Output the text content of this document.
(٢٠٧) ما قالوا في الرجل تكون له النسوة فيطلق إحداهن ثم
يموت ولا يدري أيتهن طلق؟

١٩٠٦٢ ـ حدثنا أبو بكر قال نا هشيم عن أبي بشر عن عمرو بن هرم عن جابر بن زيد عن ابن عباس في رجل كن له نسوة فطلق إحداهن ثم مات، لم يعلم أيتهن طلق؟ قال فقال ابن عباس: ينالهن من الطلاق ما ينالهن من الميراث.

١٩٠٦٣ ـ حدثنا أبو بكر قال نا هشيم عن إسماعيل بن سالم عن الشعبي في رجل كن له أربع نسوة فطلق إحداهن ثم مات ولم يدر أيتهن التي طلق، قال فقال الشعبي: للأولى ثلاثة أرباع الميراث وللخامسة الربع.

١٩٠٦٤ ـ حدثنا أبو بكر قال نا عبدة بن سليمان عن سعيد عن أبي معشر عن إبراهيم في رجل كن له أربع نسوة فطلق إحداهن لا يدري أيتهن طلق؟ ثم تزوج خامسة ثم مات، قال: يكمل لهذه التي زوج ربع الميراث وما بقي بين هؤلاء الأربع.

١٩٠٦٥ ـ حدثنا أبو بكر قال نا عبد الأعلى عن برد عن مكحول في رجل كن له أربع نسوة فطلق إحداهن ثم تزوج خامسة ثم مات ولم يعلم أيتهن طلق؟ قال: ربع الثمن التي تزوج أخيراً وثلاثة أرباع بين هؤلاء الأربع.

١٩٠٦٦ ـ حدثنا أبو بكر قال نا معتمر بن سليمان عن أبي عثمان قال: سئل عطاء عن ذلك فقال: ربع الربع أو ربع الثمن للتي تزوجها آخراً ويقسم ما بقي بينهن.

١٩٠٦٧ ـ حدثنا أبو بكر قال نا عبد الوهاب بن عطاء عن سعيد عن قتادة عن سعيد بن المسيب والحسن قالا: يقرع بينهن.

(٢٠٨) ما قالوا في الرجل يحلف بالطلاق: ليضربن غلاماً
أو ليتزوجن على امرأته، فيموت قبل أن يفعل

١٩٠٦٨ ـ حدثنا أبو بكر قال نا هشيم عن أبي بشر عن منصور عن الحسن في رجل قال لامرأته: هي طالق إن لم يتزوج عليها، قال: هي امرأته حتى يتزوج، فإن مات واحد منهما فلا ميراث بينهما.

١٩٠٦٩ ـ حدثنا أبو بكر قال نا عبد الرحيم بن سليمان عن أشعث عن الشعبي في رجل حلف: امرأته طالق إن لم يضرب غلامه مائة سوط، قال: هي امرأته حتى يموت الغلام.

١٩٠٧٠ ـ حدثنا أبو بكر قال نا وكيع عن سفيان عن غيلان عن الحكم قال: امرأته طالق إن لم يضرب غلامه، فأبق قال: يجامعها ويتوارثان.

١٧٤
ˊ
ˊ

• • • • • • •

WHAT THIS TASK INVOLVES: Copy every line in the records above that contains the word "الشعبي".

OUTPUT OF THE TASK:
١٩٠٦٣ ـ حدثنا أبو بكر قال نا هشيم عن إسماعيل بن سالم عن الشعبي في رجل كن له أربع نسوة فطلق إحداهن ثم مات ولم يدر أيتهن التي طلق، قال فقال الشعبي: للأولى ثلاثة أرباع الميراث وللخامسة الربع.
١٩٠٦٩ ـ حدثنا أبو بكر قال نا عبد الرحيم بن سليمان عن أشعث عن الشعبي في رجل حلف: امرأته طالق إن لم يضرب غلامه مائة سوط، قال: هي امرأته حتى يموت الغلام.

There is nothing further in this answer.